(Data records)

┄┄┄┄┄┄┄┄┄┄┄┄┄┄┄┄┄┄┄┄

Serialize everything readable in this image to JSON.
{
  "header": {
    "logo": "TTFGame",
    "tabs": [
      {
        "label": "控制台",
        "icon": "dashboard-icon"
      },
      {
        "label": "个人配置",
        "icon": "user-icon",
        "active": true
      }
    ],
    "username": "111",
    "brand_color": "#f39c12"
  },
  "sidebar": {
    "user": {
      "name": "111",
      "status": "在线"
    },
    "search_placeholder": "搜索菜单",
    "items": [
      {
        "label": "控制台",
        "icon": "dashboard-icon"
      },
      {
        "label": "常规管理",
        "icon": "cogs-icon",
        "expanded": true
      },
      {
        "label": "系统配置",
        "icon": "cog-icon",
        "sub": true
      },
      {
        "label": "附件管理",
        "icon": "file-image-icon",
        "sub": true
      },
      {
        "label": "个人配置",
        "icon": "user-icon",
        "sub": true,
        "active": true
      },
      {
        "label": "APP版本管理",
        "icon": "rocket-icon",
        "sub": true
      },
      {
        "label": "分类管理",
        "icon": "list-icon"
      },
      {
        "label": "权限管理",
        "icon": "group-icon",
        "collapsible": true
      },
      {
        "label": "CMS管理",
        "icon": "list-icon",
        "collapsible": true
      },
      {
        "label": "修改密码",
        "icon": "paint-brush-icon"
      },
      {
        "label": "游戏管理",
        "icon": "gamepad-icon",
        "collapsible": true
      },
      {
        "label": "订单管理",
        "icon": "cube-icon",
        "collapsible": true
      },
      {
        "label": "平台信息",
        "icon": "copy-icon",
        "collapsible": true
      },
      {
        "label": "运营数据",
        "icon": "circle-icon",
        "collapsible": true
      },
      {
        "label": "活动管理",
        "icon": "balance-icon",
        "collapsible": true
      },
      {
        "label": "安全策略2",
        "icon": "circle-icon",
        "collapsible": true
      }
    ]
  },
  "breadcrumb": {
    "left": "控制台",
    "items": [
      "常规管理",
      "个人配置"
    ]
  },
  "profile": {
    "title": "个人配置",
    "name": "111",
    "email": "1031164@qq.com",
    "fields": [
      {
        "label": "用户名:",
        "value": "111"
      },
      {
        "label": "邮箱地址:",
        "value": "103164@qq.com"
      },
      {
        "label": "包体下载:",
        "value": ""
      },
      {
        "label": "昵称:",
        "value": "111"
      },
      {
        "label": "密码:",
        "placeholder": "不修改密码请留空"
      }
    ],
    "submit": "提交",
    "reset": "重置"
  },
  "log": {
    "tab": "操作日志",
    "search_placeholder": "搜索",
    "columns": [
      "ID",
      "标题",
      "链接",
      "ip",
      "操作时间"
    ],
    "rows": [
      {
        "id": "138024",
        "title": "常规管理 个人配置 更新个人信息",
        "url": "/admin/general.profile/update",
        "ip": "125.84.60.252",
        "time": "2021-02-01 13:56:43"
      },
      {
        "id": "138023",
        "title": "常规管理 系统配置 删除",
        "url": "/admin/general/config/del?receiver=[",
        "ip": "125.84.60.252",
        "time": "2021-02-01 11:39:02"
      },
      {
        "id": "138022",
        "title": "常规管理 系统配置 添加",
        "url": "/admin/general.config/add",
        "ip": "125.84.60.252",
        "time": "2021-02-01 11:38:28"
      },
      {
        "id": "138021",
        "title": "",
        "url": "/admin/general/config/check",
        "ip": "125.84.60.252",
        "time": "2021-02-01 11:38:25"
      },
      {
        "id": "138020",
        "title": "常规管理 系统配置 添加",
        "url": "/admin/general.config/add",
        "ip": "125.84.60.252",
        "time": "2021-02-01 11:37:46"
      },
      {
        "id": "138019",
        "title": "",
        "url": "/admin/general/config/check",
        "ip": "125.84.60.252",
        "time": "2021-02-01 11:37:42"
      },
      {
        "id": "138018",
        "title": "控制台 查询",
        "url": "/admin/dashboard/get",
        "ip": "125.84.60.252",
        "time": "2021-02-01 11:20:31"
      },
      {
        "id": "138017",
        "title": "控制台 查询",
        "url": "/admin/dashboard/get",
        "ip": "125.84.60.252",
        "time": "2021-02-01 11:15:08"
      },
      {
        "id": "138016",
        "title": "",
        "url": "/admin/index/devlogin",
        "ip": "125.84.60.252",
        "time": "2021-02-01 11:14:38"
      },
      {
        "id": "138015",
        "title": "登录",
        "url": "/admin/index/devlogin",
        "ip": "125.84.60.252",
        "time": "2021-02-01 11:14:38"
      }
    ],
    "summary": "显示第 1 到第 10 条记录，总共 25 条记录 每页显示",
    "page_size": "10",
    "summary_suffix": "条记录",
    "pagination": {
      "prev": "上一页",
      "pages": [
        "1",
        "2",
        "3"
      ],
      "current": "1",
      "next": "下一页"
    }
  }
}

┄┄┄┄┄┄┄┄┄┄┄┄┄┄┄┄┄┄┄┄

**What you should do:** Each of the records should be retyped exactly.

**Answer below:**
Serialize everything readable in this image to JSON.
{
  "header": {
    "logo": "TTFGame",
    "tabs": [
      {
        "label": "控制台",
        "icon": "dashboard-icon"
      },
      {
        "label": "个人配置",
        "icon": "user-icon",
        "active": true
      }
    ],
    "username": "111",
    "brand_color": "#f39c12"
  },
  "sidebar": {
    "user": {
      "name": "111",
      "status": "在线"
    },
    "search_placeholder": "搜索菜单",
    "items": [
      {
        "label": "控制台",
        "icon": "dashboard-icon"
      },
      {
        "label": "常规管理",
        "icon": "cogs-icon",
        "expanded": true
      },
      {
        "label": "系统配置",
        "icon": "cog-icon",
        "sub": true
      },
      {
        "label": "附件管理",
        "icon": "file-image-icon",
        "sub": true
      },
      {
        "label": "个人配置",
        "icon": "user-icon",
        "sub": true,
        "active": true
      },
      {
        "label": "APP版本管理",
        "icon": "rocket-icon",
        "sub": true
      },
      {
        "label": "分类管理",
        "icon": "list-icon"
      },
      {
        "label": "权限管理",
        "icon": "group-icon",
        "collapsible": true
      },
      {
        "label": "CMS管理",
        "icon": "list-icon",
        "collapsible": true
      },
      {
        "label": "修改密码",
        "icon": "paint-brush-icon"
      },
      {
        "label": "游戏管理",
        "icon": "gamepad-icon",
        "collapsible": true
      },
      {
        "label": "订单管理",
        "icon": "cube-icon",
        "collapsible": true
      },
      {
        "label": "平台信息",
        "icon": "copy-icon",
        "collapsible": true
      },
      {
        "label": "运营数据",
        "icon": "circle-icon",
        "collapsible": true
      },
      {
        "label": "活动管理",
        "icon": "balance-icon",
        "collapsible": true
      },
      {
        "label": "安全策略2",
        "icon": "circle-icon",
        "collapsible": true
      }
    ]
  },
  "breadcrumb": {
    "left": "控制台",
    "items": [
      "常规管理",
      "个人配置"
    ]
  },
  "profile": {
    "title": "个人配置",
    "name": "111",
    "email": "1031164@qq.com",
    "fields": [
      {
        "label": "用户名:",
        "value": "111"
      },
      {
        "label": "邮箱地址:",
        "value": "103164@qq.com"
      },
      {
        "label": "包体下载:",
        "value": ""
      },
      {
        "label": "昵称:",
        "value": "111"
      },
      {
        "label": "密码:",
        "placeholder": "不修改密码请留空"
      }
    ],
    "submit": "提交",
    "reset": "重置"
  },
  "log": {
    "tab": "操作日志",
    "search_placeholder": "搜索",
    "columns": [
      "ID",
      "标题",
      "链接",
      "ip",
      "操作时间"
    ],
    "rows": [
      {
        "id": "138024",
        "title": "常规管理 个人配置 更新个人信息",
        "url": "/admin/general.profile/update",
        "ip": "125.84.60.252",
        "time": "2021-02-01 13:56:43"
      },
      {
        "id": "138023",
        "title": "常规管理 系统配置 删除",
        "url": "/admin/general/config/del?receiver=[",
        "ip": "125.84.60.252",
        "time": "2021-02-01 11:39:02"
      },
      {
        "id": "138022",
        "title": "常规管理 系统配置 添加",
        "url": "/admin/general.config/add",
        "ip": "125.84.60.252",
        "time": "2021-02-01 11:38:28"
      },
      {
        "id": "138021",
        "title": "",
        "url": "/admin/general/config/check",
        "ip": "125.84.60.252",
        "time": "2021-02-01 11:38:25"
      },
      {
        "id": "138020",
        "title": "常规管理 系统配置 添加",
        "url": "/admin/general.config/add",
        "ip": "125.84.60.252",
        "time": "2021-02-01 11:37:46"
      },
      {
        "id": "138019",
        "title": "",
        "url": "/admin/general/config/check",
        "ip": "125.84.60.252",
        "time": "2021-02-01 11:37:42"
      },
      {
        "id": "138018",
        "title": "控制台 查询",
        "url": "/admin/dashboard/get",
        "ip": "125.84.60.252",
        "time": "2021-02-01 11:20:31"
      },
      {
        "id": "138017",
        "title": "控制台 查询",
        "url": "/admin/dashboard/get",
        "ip": "125.84.60.252",
        "time": "2021-02-01 11:15:08"
      },
      {
        "id": "138016",
        "title": "",
        "url": "/admin/index/devlogin",
        "ip": "125.84.60.252",
        "time": "2021-02-01 11:14:38"
      },
      {
        "id": "138015",
        "title": "登录",
        "url": "/admin/index/devlogin",
        "ip": "125.84.60.252",
        "time": "2021-02-01 11:14:38"
      }
    ],
    "summary": "显示第 1 到第 10 条记录，总共 25 条记录 每页显示",
    "page_size": "10",
    "summary_suffix": "条记录",
    "pagination": {
      "prev": "上一页",
      "pages": [
        "1",
        "2",
        "3"
      ],
      "current": "1",
      "next": "下一页"
    }
  }
}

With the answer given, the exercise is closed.